▶ _Your objective_: Write out each line from the data below that includes the word "средств".

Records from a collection
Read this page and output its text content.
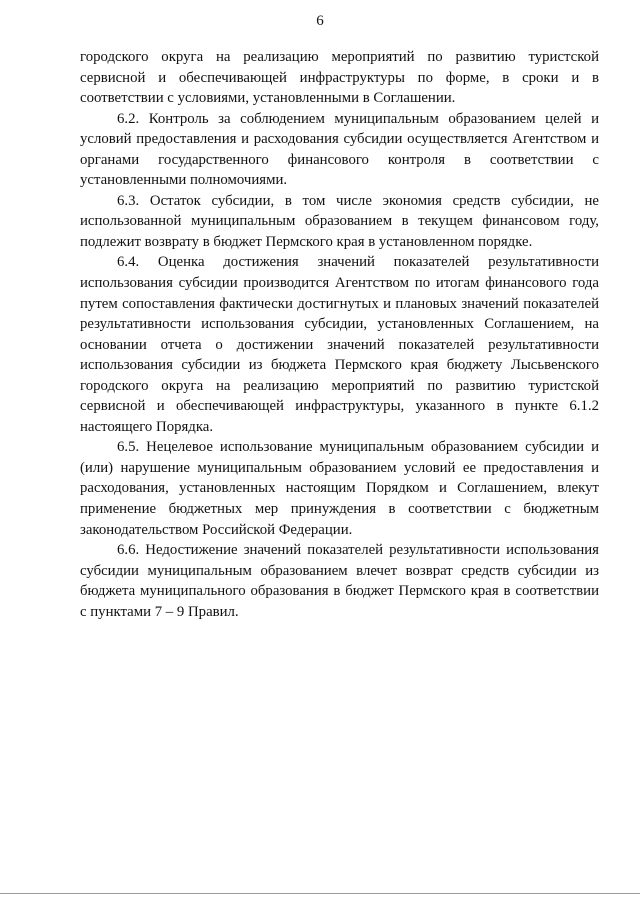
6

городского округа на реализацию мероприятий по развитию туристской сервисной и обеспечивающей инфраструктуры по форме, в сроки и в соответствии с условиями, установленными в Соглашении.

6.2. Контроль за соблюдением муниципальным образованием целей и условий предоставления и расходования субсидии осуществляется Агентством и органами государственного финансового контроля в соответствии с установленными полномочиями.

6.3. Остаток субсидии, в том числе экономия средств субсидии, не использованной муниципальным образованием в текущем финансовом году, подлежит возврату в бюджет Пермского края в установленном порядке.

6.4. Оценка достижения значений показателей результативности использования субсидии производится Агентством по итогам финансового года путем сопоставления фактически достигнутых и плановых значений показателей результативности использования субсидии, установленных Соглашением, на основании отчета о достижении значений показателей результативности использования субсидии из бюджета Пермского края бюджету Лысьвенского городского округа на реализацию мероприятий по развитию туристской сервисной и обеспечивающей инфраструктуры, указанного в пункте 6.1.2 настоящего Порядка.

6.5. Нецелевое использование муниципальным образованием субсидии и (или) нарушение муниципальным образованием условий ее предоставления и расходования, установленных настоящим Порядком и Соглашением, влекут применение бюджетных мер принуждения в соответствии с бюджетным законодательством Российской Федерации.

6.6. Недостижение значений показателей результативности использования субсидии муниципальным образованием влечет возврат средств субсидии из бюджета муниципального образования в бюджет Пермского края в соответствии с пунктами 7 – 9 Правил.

▶ _Answer to the exercise_:
6.3. Остаток субсидии, в том числе экономия средств субсидии, не использованной муниципальным образованием в текущем финансовом году, подлежит возврату в бюджет Пермского края в установленном порядке.
6.6. Недостижение значений показателей результативности использования субсидии муниципальным образованием влечет возврат средств субсидии из бюджета муниципального образования в бюджет Пермского края в соответствии с пунктами 7 – 9 Правил.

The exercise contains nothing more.